# [Vorgegebener Text]
- - - - - - -
Zur neuen „Sky Q“-Box von Sky liegen inzwischen weitere Informationen vor. Die Box ist ein TV-Empfänger mit integrierter Festplatte und Media-Server-Funktion, der Sky-Inhalte auch via App auf Tablets (auch offline) verfügbar macht. In der Top-Variante „Sky Q Silver“ eignet sich das Gerät auch für den Ultra HD-Empfang.

Die Sky Q-Box mit Media Server wird in verschiedenen Varianten angeboten. Neben den Sky Q Silver und Sky Q-Boxen als zentrale Aufnahmegeräte mit bis zu 12 Satelliten-Tunern und maximal 2 TB Speicher gibt es noch „Sky Q Mini“-Boxen, die drahtlos die Sky-Programme empfangen können ohne eine eigene Satelliten-Verkabelung zu benötigen.
- - - - - - -
# [Gespeicherte Daten]
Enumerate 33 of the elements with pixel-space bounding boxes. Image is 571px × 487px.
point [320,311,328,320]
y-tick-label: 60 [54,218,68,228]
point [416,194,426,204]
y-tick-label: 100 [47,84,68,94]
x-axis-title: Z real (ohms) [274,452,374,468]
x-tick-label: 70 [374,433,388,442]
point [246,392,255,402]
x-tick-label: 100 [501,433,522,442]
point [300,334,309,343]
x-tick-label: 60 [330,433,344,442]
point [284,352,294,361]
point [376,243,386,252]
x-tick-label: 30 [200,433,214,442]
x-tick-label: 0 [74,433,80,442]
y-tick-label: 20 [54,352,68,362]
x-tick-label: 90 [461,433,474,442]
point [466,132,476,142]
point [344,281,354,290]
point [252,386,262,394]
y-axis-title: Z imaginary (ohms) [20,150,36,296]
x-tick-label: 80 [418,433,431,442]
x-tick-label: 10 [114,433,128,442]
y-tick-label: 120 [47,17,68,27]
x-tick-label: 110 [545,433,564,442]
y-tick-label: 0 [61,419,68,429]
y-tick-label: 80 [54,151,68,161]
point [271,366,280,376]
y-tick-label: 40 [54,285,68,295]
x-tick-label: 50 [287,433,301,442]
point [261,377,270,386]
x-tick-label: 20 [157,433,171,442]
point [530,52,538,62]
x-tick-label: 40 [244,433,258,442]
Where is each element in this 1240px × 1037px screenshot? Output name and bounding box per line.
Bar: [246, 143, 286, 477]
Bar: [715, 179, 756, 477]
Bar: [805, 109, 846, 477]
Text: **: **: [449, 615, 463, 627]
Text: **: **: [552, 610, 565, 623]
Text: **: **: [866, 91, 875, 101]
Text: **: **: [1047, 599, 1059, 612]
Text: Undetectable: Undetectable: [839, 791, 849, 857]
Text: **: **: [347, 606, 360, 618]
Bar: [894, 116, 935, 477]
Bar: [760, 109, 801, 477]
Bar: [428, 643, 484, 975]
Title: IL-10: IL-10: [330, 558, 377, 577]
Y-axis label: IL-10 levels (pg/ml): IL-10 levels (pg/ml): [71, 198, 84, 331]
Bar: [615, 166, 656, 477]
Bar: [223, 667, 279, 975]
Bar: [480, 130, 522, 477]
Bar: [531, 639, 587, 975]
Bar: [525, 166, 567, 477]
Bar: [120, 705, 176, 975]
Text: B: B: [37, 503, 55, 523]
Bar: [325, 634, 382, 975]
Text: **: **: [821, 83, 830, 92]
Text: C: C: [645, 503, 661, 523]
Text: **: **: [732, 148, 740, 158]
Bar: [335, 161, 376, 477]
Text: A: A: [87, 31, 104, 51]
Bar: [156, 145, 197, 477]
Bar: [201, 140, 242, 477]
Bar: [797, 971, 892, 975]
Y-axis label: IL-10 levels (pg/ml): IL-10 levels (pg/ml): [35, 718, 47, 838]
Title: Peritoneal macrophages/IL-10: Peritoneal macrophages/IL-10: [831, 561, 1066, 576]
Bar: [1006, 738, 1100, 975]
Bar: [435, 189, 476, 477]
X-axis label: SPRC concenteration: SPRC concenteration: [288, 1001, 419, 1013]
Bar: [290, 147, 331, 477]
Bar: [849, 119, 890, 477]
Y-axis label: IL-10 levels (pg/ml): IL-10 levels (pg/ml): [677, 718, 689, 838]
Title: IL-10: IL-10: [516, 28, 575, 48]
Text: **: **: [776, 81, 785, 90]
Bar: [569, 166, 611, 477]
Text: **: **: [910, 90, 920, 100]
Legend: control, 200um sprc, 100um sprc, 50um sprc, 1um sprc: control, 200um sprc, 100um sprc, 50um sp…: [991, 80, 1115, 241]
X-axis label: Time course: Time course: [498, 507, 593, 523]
- - - - - - -
# [Aufgabe 1]
Beantworten Sie anhand des Textes über die Sky Q-Box die folgenden Fragen.
(a) Welche Variante der Box eignet sich auch für den Ultra HD-Empfang?
(b) Mit wie vielen Satelliten-Tunern können die zentralen Aufnahmegeräte höchstens ausgestattet sein?
(c) Was benötigen die „Sky Q Mini“-Boxen zum Empfang der Sky-Programme nicht?
# [Aufgabe 2]
Fassen Sie den Absatz des Textes über die Sky Q-Box, der mit „Die Sky Q-Box mit Media Server“ beginnt, als kurze Liste zusammen und behalten Sie dabei seine wichtigsten Fakten bei.

# [Antwortbereich 1]
(a) Die Top-Variante „Sky Q Silver“
(b) Mit bis zu 12 Satelliten-Tunern
(c) Eine eigene Satelliten-Verkabelung

# [Antwortbereich 2]
- Die Sky Q-Box mit Media Server gibt es in verschiedenen Varianten.
- Sky Q Silver und Sky Q: zentrale Aufnahmegeräte mit bis zu 12 Satelliten-Tunern und maximal 2 TB Speicher
- Sky Q Mini: empfängt die Sky-Programme drahtlos, ohne eigene Satelliten-Verkabelung